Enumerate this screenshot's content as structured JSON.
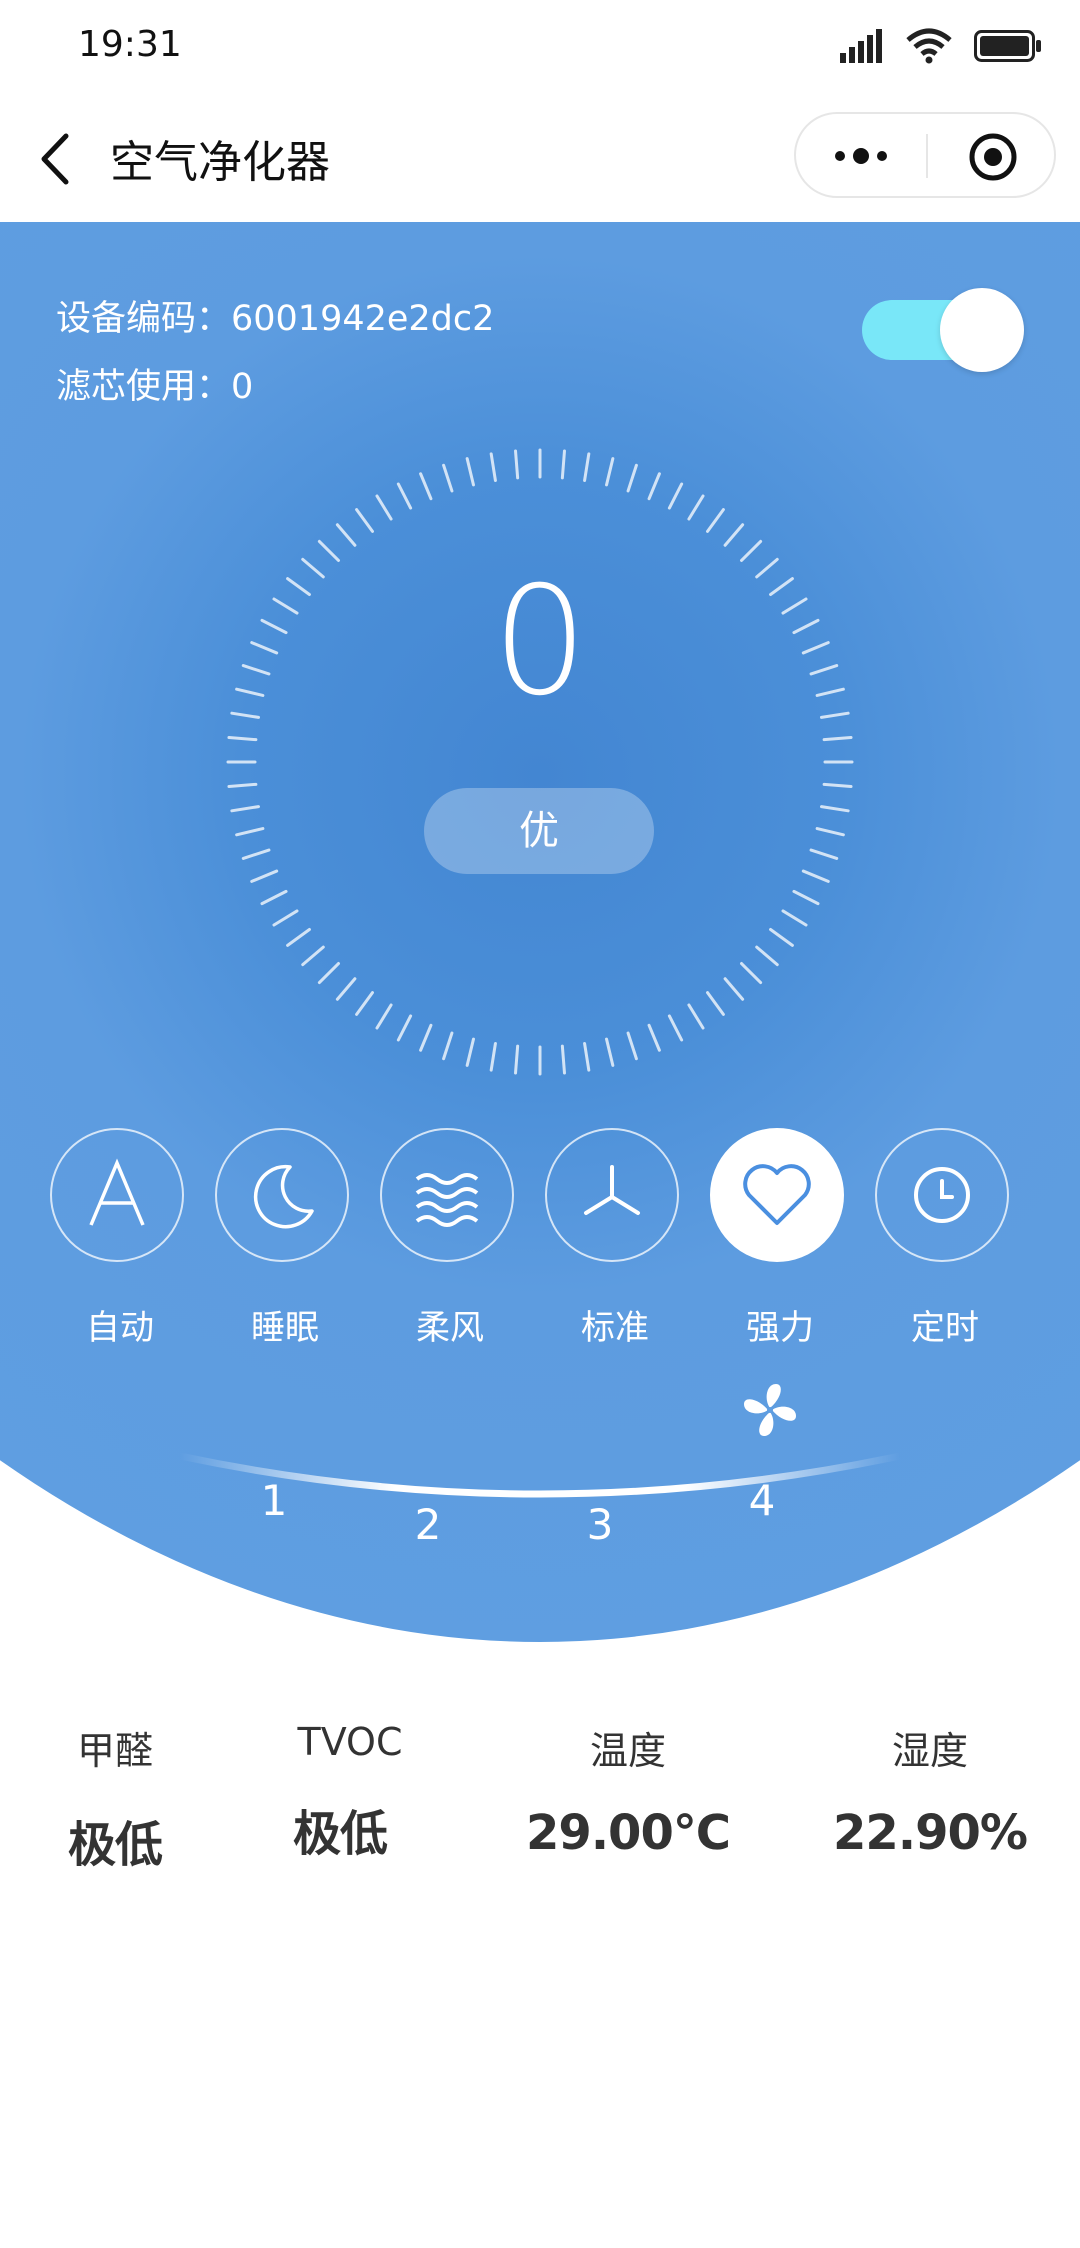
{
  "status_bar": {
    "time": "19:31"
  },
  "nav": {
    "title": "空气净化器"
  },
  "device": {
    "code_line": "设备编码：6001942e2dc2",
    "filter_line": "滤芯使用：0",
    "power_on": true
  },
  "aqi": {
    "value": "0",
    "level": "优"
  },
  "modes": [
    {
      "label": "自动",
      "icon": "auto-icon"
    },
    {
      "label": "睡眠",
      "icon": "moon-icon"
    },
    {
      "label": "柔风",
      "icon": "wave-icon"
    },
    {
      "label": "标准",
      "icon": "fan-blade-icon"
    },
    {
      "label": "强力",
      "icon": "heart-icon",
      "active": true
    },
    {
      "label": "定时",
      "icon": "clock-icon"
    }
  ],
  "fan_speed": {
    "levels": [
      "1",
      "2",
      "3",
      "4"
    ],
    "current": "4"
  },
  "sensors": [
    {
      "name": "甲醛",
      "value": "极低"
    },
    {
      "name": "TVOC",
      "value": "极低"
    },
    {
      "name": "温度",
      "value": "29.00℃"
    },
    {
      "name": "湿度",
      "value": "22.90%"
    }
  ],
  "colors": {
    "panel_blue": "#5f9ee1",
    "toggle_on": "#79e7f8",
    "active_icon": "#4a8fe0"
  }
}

= = = = =

● **WHAT NEEDS TO BE DONE**: Generate a word-for-word copy of the preceding records, excluding all pictures.

● **EXERCISE RESULT**:
Enumerate this screenshot's content as structured JSON.
{
  "status_bar": {
    "time": "19:31"
  },
  "nav": {
    "title": "空气净化器"
  },
  "device": {
    "code_line": "设备编码：6001942e2dc2",
    "filter_line": "滤芯使用：0",
    "power_on": true
  },
  "aqi": {
    "value": "0",
    "level": "优"
  },
  "modes": [
    {
      "label": "自动",
      "icon": "auto-icon"
    },
    {
      "label": "睡眠",
      "icon": "moon-icon"
    },
    {
      "label": "柔风",
      "icon": "wave-icon"
    },
    {
      "label": "标准",
      "icon": "fan-blade-icon"
    },
    {
      "label": "强力",
      "icon": "heart-icon",
      "active": true
    },
    {
      "label": "定时",
      "icon": "clock-icon"
    }
  ],
  "fan_speed": {
    "levels": [
      "1",
      "2",
      "3",
      "4"
    ],
    "current": "4"
  },
  "sensors": [
    {
      "name": "甲醛",
      "value": "极低"
    },
    {
      "name": "TVOC",
      "value": "极低"
    },
    {
      "name": "温度",
      "value": "29.00℃"
    },
    {
      "name": "湿度",
      "value": "22.90%"
    }
  ],
  "colors": {
    "panel_blue": "#5f9ee1",
    "toggle_on": "#79e7f8",
    "active_icon": "#4a8fe0"
  }
}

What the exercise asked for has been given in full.